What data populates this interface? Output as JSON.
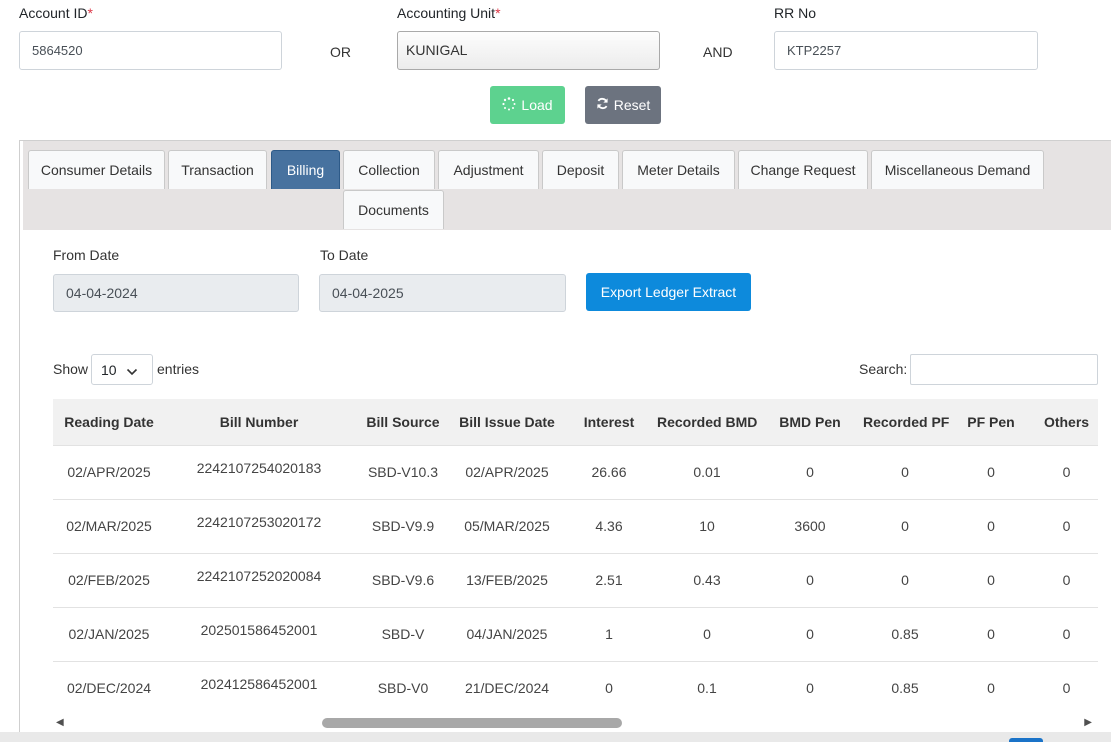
{
  "search_form": {
    "account_id_label": "Account ID",
    "account_id_value": "5864520",
    "or_text": "OR",
    "accounting_unit_label": "Accounting Unit",
    "accounting_unit_value": "KUNIGAL",
    "and_text": "AND",
    "rr_no_label": "RR No",
    "rr_no_value": "KTP2257",
    "required_mark": "*",
    "load_label": "Load",
    "reset_label": "Reset"
  },
  "tabs": [
    {
      "label": "Consumer Details",
      "active": false
    },
    {
      "label": "Transaction",
      "active": false
    },
    {
      "label": "Billing",
      "active": true
    },
    {
      "label": "Collection",
      "active": false
    },
    {
      "label": "Adjustment",
      "active": false
    },
    {
      "label": "Deposit",
      "active": false
    },
    {
      "label": "Meter Details",
      "active": false
    },
    {
      "label": "Change Request",
      "active": false
    },
    {
      "label": "Miscellaneous Demand",
      "active": false
    },
    {
      "label": "Documents",
      "active": false
    }
  ],
  "billing": {
    "from_date_label": "From Date",
    "from_date_value": "04-04-2024",
    "to_date_label": "To Date",
    "to_date_value": "04-04-2025",
    "export_label": "Export Ledger Extract",
    "show_label": "Show",
    "entries_value": "10",
    "entries_label": "entries",
    "search_label": "Search:"
  },
  "table": {
    "columns": [
      "Reading Date",
      "Bill Number",
      "Bill Source",
      "Bill Issue Date",
      "Interest",
      "Recorded BMD",
      "BMD Pen",
      "Recorded PF",
      "PF Pen",
      "Others"
    ],
    "rows": [
      [
        "02/APR/2025",
        "2242107254020183",
        "SBD-V10.3",
        "02/APR/2025",
        "26.66",
        "0.01",
        "0",
        "0",
        "0",
        "0"
      ],
      [
        "02/MAR/2025",
        "2242107253020172",
        "SBD-V9.9",
        "05/MAR/2025",
        "4.36",
        "10",
        "3600",
        "0",
        "0",
        "0"
      ],
      [
        "02/FEB/2025",
        "2242107252020084",
        "SBD-V9.6",
        "13/FEB/2025",
        "2.51",
        "0.43",
        "0",
        "0",
        "0",
        "0"
      ],
      [
        "02/JAN/2025",
        "202501586452001",
        "SBD-V",
        "04/JAN/2025",
        "1",
        "0",
        "0",
        "0.85",
        "0",
        "0"
      ],
      [
        "02/DEC/2024",
        "202412586452001",
        "SBD-V0",
        "21/DEC/2024",
        "0",
        "0.1",
        "0",
        "0.85",
        "0",
        "0"
      ]
    ]
  },
  "colors": {
    "load_button": "#5dd28f",
    "reset_button": "#6c737f",
    "active_tab": "#47729f",
    "export_button": "#0d8adc",
    "required": "#dc3545"
  }
}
——————
Short problem — Repeat each entry exactly as it appears; skip any picture.

Task result —
What data populates this interface? Output as JSON.
{
  "search_form": {
    "account_id_label": "Account ID",
    "account_id_value": "5864520",
    "or_text": "OR",
    "accounting_unit_label": "Accounting Unit",
    "accounting_unit_value": "KUNIGAL",
    "and_text": "AND",
    "rr_no_label": "RR No",
    "rr_no_value": "KTP2257",
    "required_mark": "*",
    "load_label": "Load",
    "reset_label": "Reset"
  },
  "tabs": [
    {
      "label": "Consumer Details",
      "active": false
    },
    {
      "label": "Transaction",
      "active": false
    },
    {
      "label": "Billing",
      "active": true
    },
    {
      "label": "Collection",
      "active": false
    },
    {
      "label": "Adjustment",
      "active": false
    },
    {
      "label": "Deposit",
      "active": false
    },
    {
      "label": "Meter Details",
      "active": false
    },
    {
      "label": "Change Request",
      "active": false
    },
    {
      "label": "Miscellaneous Demand",
      "active": false
    },
    {
      "label": "Documents",
      "active": false
    }
  ],
  "billing": {
    "from_date_label": "From Date",
    "from_date_value": "04-04-2024",
    "to_date_label": "To Date",
    "to_date_value": "04-04-2025",
    "export_label": "Export Ledger Extract",
    "show_label": "Show",
    "entries_value": "10",
    "entries_label": "entries",
    "search_label": "Search:"
  },
  "table": {
    "columns": [
      "Reading Date",
      "Bill Number",
      "Bill Source",
      "Bill Issue Date",
      "Interest",
      "Recorded BMD",
      "BMD Pen",
      "Recorded PF",
      "PF Pen",
      "Others"
    ],
    "rows": [
      [
        "02/APR/2025",
        "2242107254020183",
        "SBD-V10.3",
        "02/APR/2025",
        "26.66",
        "0.01",
        "0",
        "0",
        "0",
        "0"
      ],
      [
        "02/MAR/2025",
        "2242107253020172",
        "SBD-V9.9",
        "05/MAR/2025",
        "4.36",
        "10",
        "3600",
        "0",
        "0",
        "0"
      ],
      [
        "02/FEB/2025",
        "2242107252020084",
        "SBD-V9.6",
        "13/FEB/2025",
        "2.51",
        "0.43",
        "0",
        "0",
        "0",
        "0"
      ],
      [
        "02/JAN/2025",
        "202501586452001",
        "SBD-V",
        "04/JAN/2025",
        "1",
        "0",
        "0",
        "0.85",
        "0",
        "0"
      ],
      [
        "02/DEC/2024",
        "202412586452001",
        "SBD-V0",
        "21/DEC/2024",
        "0",
        "0.1",
        "0",
        "0.85",
        "0",
        "0"
      ]
    ]
  },
  "colors": {
    "load_button": "#5dd28f",
    "reset_button": "#6c737f",
    "active_tab": "#47729f",
    "export_button": "#0d8adc",
    "required": "#dc3545"
  }
}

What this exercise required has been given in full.